Set task: Repeat the whole listing exactly as written.

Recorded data
^^^^^^^^
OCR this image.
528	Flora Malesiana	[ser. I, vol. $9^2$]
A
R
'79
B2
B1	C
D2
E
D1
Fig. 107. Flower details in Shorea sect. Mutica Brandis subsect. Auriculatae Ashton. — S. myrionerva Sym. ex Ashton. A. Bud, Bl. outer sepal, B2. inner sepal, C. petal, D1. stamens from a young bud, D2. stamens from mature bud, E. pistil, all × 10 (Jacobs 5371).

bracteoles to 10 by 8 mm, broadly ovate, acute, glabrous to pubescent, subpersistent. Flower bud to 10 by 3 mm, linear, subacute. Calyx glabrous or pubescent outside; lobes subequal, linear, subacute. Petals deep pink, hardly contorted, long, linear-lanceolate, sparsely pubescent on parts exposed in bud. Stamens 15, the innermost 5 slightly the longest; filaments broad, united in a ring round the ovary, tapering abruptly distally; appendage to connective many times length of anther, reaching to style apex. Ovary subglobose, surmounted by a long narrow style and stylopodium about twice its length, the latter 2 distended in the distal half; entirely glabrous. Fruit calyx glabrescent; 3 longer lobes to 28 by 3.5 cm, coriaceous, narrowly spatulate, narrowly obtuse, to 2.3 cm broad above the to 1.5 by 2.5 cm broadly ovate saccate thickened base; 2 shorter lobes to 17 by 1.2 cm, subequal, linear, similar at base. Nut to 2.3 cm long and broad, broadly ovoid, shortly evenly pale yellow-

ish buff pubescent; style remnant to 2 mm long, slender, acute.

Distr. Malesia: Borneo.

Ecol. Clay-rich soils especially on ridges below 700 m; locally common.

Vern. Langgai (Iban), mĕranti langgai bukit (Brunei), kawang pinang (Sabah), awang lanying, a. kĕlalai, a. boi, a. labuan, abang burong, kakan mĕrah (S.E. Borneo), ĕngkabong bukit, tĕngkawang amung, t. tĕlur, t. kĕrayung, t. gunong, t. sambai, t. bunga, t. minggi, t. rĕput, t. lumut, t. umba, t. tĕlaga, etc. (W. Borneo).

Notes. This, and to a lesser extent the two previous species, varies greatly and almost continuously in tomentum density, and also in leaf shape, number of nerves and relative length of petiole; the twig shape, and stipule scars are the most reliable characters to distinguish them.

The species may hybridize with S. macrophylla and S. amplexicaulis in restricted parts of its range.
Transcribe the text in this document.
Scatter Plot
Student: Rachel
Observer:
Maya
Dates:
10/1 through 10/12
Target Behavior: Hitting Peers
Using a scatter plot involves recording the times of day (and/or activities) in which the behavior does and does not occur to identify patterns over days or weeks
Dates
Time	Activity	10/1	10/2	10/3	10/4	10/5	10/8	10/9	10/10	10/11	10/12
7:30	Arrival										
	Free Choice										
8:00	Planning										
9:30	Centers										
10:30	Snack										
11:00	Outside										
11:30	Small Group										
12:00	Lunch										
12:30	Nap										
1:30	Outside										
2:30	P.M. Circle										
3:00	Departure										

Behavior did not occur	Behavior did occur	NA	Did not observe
^^^^^^^^
Reply:
OCR this image.
528	Flora Malesiana	[ser. I, vol. $9^2$]
A
R
'79
B2
B1	C
D2
E
D1
Fig. 107. Flower details in Shorea sect. Mutica Brandis subsect. Auriculatae Ashton. — S. myrionerva Sym. ex Ashton. A. Bud, Bl. outer sepal, B2. inner sepal, C. petal, D1. stamens from a young bud, D2. stamens from mature bud, E. pistil, all × 10 (Jacobs 5371).

bracteoles to 10 by 8 mm, broadly ovate, acute, glabrous to pubescent, subpersistent. Flower bud to 10 by 3 mm, linear, subacute. Calyx glabrous or pubescent outside; lobes subequal, linear, subacute. Petals deep pink, hardly contorted, long, linear-lanceolate, sparsely pubescent on parts exposed in bud. Stamens 15, the innermost 5 slightly the longest; filaments broad, united in a ring round the ovary, tapering abruptly distally; appendage to connective many times length of anther, reaching to style apex. Ovary subglobose, surmounted by a long narrow style and stylopodium about twice its length, the latter 2 distended in the distal half; entirely glabrous. Fruit calyx glabrescent; 3 longer lobes to 28 by 3.5 cm, coriaceous, narrowly spatulate, narrowly obtuse, to 2.3 cm broad above the to 1.5 by 2.5 cm broadly ovate saccate thickened base; 2 shorter lobes to 17 by 1.2 cm, subequal, linear, similar at base. Nut to 2.3 cm long and broad, broadly ovoid, shortly evenly pale yellow-

ish buff pubescent; style remnant to 2 mm long, slender, acute.

Distr. Malesia: Borneo.

Ecol. Clay-rich soils especially on ridges below 700 m; locally common.

Vern. Langgai (Iban), mĕranti langgai bukit (Brunei), kawang pinang (Sabah), awang lanying, a. kĕlalai, a. boi, a. labuan, abang burong, kakan mĕrah (S.E. Borneo), ĕngkabong bukit, tĕngkawang amung, t. tĕlur, t. kĕrayung, t. gunong, t. sambai, t. bunga, t. minggi, t. rĕput, t. lumut, t. umba, t. tĕlaga, etc. (W. Borneo).

Notes. This, and to a lesser extent the two previous species, varies greatly and almost continuously in tomentum density, and also in leaf shape, number of nerves and relative length of petiole; the twig shape, and stipule scars are the most reliable characters to distinguish them.

The species may hybridize with S. macrophylla and S. amplexicaulis in restricted parts of its range.
Transcribe the text in this document.
Scatter Plot
Student: Rachel
Observer:
Maya
Dates:
10/1 through 10/12
Target Behavior: Hitting Peers
Using a scatter plot involves recording the times of day (and/or activities) in which the behavior does and does not occur to identify patterns over days or weeks
Dates
Time	Activity	10/1	10/2	10/3	10/4	10/5	10/8	10/9	10/10	10/11	10/12
7:30	Arrival										
	Free Choice										
8:00	Planning										
9:30	Centers										
10:30	Snack										
11:00	Outside										
11:30	Small Group										
12:00	Lunch										
12:30	Nap										
1:30	Outside										
2:30	P.M. Circle										
3:00	Departure										

Behavior did not occur	Behavior did occur	NA	Did not observe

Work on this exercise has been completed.